**AIM:** Output every line below without omitting or altering anything.

[START]

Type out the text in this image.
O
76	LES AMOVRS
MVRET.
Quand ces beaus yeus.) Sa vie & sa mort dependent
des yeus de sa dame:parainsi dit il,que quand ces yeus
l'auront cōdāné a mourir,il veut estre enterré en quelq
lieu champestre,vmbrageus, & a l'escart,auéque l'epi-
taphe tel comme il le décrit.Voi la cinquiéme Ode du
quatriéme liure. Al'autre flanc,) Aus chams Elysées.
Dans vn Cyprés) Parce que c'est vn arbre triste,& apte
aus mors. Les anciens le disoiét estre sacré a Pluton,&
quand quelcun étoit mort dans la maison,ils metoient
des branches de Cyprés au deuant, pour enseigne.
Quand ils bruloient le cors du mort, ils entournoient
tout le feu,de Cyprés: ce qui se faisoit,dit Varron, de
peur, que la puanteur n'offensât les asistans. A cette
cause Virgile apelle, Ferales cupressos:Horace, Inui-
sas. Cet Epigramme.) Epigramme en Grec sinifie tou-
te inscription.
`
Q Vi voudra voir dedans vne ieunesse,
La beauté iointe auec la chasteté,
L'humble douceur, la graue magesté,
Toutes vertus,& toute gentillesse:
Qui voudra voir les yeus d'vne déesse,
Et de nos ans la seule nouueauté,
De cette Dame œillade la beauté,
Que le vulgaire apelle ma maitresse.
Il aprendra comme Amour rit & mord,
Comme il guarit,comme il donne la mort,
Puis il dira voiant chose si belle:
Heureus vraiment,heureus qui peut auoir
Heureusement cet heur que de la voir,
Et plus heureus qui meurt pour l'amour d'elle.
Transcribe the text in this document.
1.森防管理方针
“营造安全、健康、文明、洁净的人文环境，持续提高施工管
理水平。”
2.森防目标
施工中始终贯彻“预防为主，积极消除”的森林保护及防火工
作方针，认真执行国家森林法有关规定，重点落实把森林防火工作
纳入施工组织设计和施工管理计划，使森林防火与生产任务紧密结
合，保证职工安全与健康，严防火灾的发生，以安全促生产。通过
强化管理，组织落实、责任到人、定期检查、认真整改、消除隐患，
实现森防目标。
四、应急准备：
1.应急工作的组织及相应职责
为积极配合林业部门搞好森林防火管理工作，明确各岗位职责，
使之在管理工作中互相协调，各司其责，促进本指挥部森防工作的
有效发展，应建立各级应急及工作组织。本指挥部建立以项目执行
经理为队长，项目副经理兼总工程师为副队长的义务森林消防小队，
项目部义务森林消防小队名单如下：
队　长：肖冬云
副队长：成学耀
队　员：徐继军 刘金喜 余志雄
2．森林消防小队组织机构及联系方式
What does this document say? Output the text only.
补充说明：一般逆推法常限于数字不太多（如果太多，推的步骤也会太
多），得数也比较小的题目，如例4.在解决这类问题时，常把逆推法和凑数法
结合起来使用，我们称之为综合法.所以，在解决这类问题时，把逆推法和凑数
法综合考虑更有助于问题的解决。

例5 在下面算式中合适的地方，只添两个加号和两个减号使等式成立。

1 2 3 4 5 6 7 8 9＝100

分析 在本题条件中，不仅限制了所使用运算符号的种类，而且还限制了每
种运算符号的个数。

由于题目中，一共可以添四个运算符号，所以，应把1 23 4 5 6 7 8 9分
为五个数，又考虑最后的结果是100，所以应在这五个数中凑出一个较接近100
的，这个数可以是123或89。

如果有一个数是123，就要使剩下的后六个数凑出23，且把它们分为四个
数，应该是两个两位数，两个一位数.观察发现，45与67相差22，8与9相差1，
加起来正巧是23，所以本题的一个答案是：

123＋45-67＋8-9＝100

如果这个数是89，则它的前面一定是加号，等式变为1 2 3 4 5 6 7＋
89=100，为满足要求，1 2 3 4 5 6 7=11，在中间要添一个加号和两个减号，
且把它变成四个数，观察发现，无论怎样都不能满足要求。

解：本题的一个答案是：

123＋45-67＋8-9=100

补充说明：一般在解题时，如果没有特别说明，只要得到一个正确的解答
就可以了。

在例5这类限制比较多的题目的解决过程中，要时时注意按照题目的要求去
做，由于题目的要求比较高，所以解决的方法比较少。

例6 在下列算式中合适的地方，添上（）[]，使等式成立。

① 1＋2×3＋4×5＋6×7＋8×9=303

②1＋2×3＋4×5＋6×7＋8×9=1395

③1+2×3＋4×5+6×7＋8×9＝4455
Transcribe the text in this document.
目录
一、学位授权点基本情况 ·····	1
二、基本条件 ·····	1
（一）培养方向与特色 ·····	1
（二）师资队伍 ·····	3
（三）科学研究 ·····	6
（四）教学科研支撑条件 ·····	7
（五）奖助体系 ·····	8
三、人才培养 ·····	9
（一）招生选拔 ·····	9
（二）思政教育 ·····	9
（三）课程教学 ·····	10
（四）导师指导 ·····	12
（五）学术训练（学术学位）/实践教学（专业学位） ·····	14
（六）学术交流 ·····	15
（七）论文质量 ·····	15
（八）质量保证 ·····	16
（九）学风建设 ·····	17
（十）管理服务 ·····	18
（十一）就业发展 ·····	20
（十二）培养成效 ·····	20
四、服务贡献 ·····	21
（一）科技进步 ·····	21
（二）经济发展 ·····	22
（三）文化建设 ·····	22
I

[END]

**TASK RESULT:**
Type out the text in this image.
O
76	LES AMOVRS
MVRET.
Quand ces beaus yeus.) Sa vie & sa mort dependent
des yeus de sa dame:parainsi dit il,que quand ces yeus
l'auront cōdāné a mourir,il veut estre enterré en quelq
lieu champestre,vmbrageus, & a l'escart,auéque l'epi-
taphe tel comme il le décrit.Voi la cinquiéme Ode du
quatriéme liure. Al'autre flanc,) Aus chams Elysées.
Dans vn Cyprés) Parce que c'est vn arbre triste,& apte
aus mors. Les anciens le disoiét estre sacré a Pluton,&
quand quelcun étoit mort dans la maison,ils metoient
des branches de Cyprés au deuant, pour enseigne.
Quand ils bruloient le cors du mort, ils entournoient
tout le feu,de Cyprés: ce qui se faisoit,dit Varron, de
peur, que la puanteur n'offensât les asistans. A cette
cause Virgile apelle, Ferales cupressos:Horace, Inui-
sas. Cet Epigramme.) Epigramme en Grec sinifie tou-
te inscription.
`
Q Vi voudra voir dedans vne ieunesse,
La beauté iointe auec la chasteté,
L'humble douceur, la graue magesté,
Toutes vertus,& toute gentillesse:
Qui voudra voir les yeus d'vne déesse,
Et de nos ans la seule nouueauté,
De cette Dame œillade la beauté,
Que le vulgaire apelle ma maitresse.
Il aprendra comme Amour rit & mord,
Comme il guarit,comme il donne la mort,
Puis il dira voiant chose si belle:
Heureus vraiment,heureus qui peut auoir
Heureusement cet heur que de la voir,
Et plus heureus qui meurt pour l'amour d'elle.
Transcribe the text in this document.
1.森防管理方针
“营造安全、健康、文明、洁净的人文环境，持续提高施工管
理水平。”
2.森防目标
施工中始终贯彻“预防为主，积极消除”的森林保护及防火工
作方针，认真执行国家森林法有关规定，重点落实把森林防火工作
纳入施工组织设计和施工管理计划，使森林防火与生产任务紧密结
合，保证职工安全与健康，严防火灾的发生，以安全促生产。通过
强化管理，组织落实、责任到人、定期检查、认真整改、消除隐患，
实现森防目标。
四、应急准备：
1.应急工作的组织及相应职责
为积极配合林业部门搞好森林防火管理工作，明确各岗位职责，
使之在管理工作中互相协调，各司其责，促进本指挥部森防工作的
有效发展，应建立各级应急及工作组织。本指挥部建立以项目执行
经理为队长，项目副经理兼总工程师为副队长的义务森林消防小队，
项目部义务森林消防小队名单如下：
队　长：肖冬云
副队长：成学耀
队　员：徐继军 刘金喜 余志雄
2．森林消防小队组织机构及联系方式
What does this document say? Output the text only.
补充说明：一般逆推法常限于数字不太多（如果太多，推的步骤也会太
多），得数也比较小的题目，如例4.在解决这类问题时，常把逆推法和凑数法
结合起来使用，我们称之为综合法.所以，在解决这类问题时，把逆推法和凑数
法综合考虑更有助于问题的解决。

例5 在下面算式中合适的地方，只添两个加号和两个减号使等式成立。

1 2 3 4 5 6 7 8 9＝100

分析 在本题条件中，不仅限制了所使用运算符号的种类，而且还限制了每
种运算符号的个数。

由于题目中，一共可以添四个运算符号，所以，应把1 23 4 5 6 7 8 9分
为五个数，又考虑最后的结果是100，所以应在这五个数中凑出一个较接近100
的，这个数可以是123或89。

如果有一个数是123，就要使剩下的后六个数凑出23，且把它们分为四个
数，应该是两个两位数，两个一位数.观察发现，45与67相差22，8与9相差1，
加起来正巧是23，所以本题的一个答案是：

123＋45-67＋8-9＝100

如果这个数是89，则它的前面一定是加号，等式变为1 2 3 4 5 6 7＋
89=100，为满足要求，1 2 3 4 5 6 7=11，在中间要添一个加号和两个减号，
且把它变成四个数，观察发现，无论怎样都不能满足要求。

解：本题的一个答案是：

123＋45-67＋8-9=100

补充说明：一般在解题时，如果没有特别说明，只要得到一个正确的解答
就可以了。

在例5这类限制比较多的题目的解决过程中，要时时注意按照题目的要求去
做，由于题目的要求比较高，所以解决的方法比较少。

例6 在下列算式中合适的地方，添上（）[]，使等式成立。

① 1＋2×3＋4×5＋6×7＋8×9=303

②1＋2×3＋4×5＋6×7＋8×9=1395

③1+2×3＋4×5+6×7＋8×9＝4455
Transcribe the text in this document.
目录
一、学位授权点基本情况 ·····	1
二、基本条件 ·····	1
（一）培养方向与特色 ·····	1
（二）师资队伍 ·····	3
（三）科学研究 ·····	6
（四）教学科研支撑条件 ·····	7
（五）奖助体系 ·····	8
三、人才培养 ·····	9
（一）招生选拔 ·····	9
（二）思政教育 ·····	9
（三）课程教学 ·····	10
（四）导师指导 ·····	12
（五）学术训练（学术学位）/实践教学（专业学位） ·····	14
（六）学术交流 ·····	15
（七）论文质量 ·····	15
（八）质量保证 ·····	16
（九）学风建设 ·····	17
（十）管理服务 ·····	18
（十一）就业发展 ·····	20
（十二）培养成效 ·····	20
四、服务贡献 ·····	21
（一）科技进步 ·····	21
（二）经济发展 ·····	22
（三）文化建设 ·····	22
I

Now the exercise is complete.